◆ ENTRIES SHOWN:

· · · · · · ·

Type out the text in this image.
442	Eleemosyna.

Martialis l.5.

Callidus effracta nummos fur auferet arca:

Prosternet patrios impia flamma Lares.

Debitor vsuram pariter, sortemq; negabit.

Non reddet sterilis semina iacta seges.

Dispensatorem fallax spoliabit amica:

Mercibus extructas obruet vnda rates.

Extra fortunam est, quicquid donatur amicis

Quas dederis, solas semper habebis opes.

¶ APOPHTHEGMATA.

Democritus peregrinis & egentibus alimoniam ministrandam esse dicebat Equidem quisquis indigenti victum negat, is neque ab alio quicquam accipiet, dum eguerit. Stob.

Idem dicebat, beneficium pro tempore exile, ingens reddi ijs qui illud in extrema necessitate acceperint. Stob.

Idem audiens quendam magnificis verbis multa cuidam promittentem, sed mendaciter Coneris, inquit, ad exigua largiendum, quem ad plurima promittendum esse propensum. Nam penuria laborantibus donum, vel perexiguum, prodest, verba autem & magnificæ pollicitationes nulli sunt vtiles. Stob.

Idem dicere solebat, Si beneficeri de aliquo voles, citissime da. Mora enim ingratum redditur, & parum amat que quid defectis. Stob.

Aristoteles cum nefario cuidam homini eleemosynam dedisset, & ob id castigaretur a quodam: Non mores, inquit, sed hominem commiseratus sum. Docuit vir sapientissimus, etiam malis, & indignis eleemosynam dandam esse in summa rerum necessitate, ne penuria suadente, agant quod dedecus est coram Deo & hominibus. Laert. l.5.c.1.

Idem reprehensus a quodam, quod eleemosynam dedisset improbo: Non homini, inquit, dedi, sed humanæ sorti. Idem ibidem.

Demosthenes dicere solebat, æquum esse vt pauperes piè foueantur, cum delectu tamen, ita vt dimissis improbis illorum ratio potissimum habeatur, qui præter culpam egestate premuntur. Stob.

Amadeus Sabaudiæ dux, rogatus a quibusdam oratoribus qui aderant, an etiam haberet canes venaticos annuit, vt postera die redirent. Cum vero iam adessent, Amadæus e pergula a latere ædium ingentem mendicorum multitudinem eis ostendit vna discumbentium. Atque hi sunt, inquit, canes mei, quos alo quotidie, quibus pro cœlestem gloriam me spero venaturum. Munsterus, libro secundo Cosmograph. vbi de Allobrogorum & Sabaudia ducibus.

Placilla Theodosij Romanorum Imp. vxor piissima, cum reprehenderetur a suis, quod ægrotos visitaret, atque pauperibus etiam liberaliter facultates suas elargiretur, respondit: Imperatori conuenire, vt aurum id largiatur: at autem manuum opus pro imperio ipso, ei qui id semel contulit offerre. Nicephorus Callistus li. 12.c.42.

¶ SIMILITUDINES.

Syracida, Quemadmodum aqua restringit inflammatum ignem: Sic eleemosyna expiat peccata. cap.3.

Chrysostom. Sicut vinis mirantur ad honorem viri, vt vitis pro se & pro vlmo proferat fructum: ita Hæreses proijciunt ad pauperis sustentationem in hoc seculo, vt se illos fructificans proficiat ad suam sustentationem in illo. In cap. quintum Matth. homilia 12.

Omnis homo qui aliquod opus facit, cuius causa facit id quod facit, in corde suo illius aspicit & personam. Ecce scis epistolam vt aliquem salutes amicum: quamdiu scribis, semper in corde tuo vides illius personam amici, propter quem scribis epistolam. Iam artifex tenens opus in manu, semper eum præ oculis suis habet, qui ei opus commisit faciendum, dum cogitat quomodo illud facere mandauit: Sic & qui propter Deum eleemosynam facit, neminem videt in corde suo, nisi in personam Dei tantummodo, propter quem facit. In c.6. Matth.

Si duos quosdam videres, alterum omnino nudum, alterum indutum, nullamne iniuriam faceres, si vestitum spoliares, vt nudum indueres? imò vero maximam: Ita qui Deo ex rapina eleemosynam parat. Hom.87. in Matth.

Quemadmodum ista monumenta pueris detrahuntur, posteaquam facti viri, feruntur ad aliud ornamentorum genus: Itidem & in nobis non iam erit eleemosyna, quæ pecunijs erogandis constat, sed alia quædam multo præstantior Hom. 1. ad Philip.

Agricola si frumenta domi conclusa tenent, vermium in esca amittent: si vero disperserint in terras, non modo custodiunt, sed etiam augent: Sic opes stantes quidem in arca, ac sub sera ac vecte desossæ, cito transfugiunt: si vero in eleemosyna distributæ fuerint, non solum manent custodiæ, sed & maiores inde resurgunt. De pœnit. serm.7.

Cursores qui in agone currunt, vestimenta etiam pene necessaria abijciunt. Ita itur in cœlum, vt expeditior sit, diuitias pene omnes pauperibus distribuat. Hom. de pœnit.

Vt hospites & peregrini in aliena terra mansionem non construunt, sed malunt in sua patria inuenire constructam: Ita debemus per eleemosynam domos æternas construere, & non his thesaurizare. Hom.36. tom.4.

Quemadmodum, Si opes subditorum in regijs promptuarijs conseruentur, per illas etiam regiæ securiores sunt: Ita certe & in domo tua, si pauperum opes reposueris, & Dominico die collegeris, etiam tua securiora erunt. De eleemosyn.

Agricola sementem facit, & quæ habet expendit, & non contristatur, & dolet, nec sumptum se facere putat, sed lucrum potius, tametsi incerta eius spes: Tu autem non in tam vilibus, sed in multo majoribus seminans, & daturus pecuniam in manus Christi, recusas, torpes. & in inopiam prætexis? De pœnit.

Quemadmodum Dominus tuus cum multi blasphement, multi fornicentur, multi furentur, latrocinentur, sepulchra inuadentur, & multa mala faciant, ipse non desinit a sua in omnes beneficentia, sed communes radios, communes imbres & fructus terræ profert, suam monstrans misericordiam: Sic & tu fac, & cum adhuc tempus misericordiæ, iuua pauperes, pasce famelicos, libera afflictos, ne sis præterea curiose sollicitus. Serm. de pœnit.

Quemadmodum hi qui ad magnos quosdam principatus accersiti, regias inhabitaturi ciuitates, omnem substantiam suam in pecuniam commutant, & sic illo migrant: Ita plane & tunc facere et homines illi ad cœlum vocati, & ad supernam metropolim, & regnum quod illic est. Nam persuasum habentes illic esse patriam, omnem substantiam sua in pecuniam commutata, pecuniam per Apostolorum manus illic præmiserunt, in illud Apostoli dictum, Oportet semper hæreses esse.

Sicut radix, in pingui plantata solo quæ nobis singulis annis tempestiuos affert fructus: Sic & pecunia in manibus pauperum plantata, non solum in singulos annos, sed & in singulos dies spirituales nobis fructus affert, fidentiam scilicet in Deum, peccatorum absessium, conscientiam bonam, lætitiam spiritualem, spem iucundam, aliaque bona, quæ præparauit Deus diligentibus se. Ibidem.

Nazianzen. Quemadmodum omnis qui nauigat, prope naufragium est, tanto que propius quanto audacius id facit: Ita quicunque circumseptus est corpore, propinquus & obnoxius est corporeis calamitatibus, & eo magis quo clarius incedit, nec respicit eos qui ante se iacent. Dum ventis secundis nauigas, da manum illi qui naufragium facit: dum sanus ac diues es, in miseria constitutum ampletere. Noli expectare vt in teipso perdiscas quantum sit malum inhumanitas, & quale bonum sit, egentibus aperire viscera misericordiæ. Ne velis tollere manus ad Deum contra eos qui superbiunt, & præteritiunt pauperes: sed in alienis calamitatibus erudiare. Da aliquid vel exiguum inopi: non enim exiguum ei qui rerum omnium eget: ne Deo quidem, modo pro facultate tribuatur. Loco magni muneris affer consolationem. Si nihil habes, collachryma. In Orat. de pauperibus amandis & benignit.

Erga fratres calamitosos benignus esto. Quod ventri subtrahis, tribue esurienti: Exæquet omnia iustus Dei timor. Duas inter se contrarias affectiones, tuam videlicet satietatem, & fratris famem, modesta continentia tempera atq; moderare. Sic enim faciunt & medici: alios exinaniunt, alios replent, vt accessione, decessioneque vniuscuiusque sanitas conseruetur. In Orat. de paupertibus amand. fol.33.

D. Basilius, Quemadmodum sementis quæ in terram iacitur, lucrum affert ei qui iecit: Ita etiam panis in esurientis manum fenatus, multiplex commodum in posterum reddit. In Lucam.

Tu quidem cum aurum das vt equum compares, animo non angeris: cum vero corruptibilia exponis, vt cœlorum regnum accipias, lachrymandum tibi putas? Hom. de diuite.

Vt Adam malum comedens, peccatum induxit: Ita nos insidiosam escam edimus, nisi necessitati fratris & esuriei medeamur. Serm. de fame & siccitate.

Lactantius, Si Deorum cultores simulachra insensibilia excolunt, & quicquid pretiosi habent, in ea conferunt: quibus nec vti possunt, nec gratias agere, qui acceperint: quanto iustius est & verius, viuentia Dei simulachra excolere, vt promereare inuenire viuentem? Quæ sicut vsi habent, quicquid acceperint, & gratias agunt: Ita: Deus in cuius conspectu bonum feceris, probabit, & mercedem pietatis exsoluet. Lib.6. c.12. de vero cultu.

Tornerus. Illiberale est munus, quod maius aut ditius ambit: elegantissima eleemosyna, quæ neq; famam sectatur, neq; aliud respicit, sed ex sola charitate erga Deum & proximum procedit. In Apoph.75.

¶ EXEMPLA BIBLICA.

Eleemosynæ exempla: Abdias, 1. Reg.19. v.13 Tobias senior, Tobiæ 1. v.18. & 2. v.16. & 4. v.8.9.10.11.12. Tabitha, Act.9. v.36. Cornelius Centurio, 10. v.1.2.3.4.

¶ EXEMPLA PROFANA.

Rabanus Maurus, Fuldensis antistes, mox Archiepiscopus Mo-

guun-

· · · · · · ·

◆ WRITTEN EXERCISE:
Your answer should be one number: how many lines of the listing include the word "dicebat".

◆ TASK RESULT:
2